ENTRIES PROVIDED:
§

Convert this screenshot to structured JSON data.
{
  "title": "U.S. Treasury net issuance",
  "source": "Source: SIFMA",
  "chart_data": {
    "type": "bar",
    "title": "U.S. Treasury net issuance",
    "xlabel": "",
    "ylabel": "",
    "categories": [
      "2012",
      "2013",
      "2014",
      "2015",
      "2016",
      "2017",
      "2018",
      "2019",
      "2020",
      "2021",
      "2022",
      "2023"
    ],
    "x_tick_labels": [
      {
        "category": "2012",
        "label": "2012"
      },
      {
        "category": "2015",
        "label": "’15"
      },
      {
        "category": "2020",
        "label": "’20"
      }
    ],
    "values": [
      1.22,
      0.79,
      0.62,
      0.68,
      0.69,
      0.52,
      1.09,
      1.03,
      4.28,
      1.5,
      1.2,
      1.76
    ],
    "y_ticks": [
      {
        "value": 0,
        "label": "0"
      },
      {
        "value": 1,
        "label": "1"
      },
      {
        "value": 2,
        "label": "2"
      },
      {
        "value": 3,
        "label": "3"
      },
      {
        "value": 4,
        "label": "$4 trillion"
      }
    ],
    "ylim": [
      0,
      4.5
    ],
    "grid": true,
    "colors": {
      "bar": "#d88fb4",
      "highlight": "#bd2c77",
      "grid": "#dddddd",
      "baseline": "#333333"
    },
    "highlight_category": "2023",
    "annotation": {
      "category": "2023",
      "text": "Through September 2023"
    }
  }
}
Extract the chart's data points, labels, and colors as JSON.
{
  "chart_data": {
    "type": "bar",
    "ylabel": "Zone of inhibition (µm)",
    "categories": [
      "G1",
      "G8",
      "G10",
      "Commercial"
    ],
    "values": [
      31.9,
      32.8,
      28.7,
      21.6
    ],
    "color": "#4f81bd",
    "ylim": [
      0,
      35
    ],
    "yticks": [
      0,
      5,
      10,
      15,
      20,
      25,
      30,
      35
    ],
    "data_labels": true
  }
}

§

BRIEF: Beginning at the line that holds "Extract the chart's", write out word for word each line through the end of the records.

COMPLETE OUTPUT:
Extract the chart's data points, labels, and colors as JSON.
{
  "chart_data": {
    "type": "bar",
    "ylabel": "Zone of inhibition (µm)",
    "categories": [
      "G1",
      "G8",
      "G10",
      "Commercial"
    ],
    "values": [
      31.9,
      32.8,
      28.7,
      21.6
    ],
    "color": "#4f81bd",
    "ylim": [
      0,
      35
    ],
    "yticks": [
      0,
      5,
      10,
      15,
      20,
      25,
      30,
      35
    ],
    "data_labels": true
  }
}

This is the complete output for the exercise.